====== EXTRACTED INFORMATION ======

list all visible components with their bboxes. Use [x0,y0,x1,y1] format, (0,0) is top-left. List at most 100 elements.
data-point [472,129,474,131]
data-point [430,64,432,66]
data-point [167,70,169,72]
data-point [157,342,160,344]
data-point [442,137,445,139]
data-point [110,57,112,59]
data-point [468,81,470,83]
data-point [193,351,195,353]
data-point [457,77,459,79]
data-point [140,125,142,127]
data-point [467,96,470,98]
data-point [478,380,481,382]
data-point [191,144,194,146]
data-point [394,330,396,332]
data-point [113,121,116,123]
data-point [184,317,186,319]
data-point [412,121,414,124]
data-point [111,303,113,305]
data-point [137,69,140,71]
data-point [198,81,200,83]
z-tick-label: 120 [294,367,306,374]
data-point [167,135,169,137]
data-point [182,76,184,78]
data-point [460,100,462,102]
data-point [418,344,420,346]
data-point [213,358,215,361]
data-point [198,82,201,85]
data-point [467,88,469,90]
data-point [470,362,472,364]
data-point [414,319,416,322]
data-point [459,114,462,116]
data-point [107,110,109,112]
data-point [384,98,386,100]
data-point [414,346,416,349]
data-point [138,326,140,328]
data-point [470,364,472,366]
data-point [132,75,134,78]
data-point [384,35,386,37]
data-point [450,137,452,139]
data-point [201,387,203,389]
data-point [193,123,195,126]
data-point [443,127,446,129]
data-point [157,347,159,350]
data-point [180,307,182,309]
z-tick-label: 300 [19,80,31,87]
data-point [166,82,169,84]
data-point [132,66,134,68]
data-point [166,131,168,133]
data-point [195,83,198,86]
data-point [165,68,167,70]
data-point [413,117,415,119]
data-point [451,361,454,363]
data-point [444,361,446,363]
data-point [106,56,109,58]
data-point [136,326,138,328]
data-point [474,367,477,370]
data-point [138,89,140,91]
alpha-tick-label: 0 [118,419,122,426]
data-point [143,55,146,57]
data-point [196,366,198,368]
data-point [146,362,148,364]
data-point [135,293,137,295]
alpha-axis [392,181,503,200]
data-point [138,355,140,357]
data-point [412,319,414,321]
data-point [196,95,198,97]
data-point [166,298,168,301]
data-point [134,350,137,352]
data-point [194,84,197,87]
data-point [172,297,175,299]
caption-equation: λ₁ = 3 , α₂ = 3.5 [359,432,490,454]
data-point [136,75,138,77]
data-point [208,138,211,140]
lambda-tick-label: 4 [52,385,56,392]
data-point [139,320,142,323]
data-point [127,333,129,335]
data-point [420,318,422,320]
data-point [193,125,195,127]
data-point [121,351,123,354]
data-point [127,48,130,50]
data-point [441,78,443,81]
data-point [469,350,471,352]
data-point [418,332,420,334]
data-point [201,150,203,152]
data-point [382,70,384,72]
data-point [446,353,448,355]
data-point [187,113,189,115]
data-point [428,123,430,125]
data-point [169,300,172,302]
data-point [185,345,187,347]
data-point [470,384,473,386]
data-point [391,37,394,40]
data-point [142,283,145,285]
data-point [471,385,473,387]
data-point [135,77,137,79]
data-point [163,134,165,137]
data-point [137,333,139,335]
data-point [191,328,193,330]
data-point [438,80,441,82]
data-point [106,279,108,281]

======

Extract each line of the material above that contains the string "alpha".

CORRECT ANSWER ▸
alpha-tick-label: 0 [118,419,122,426]
alpha-axis [392,181,503,200]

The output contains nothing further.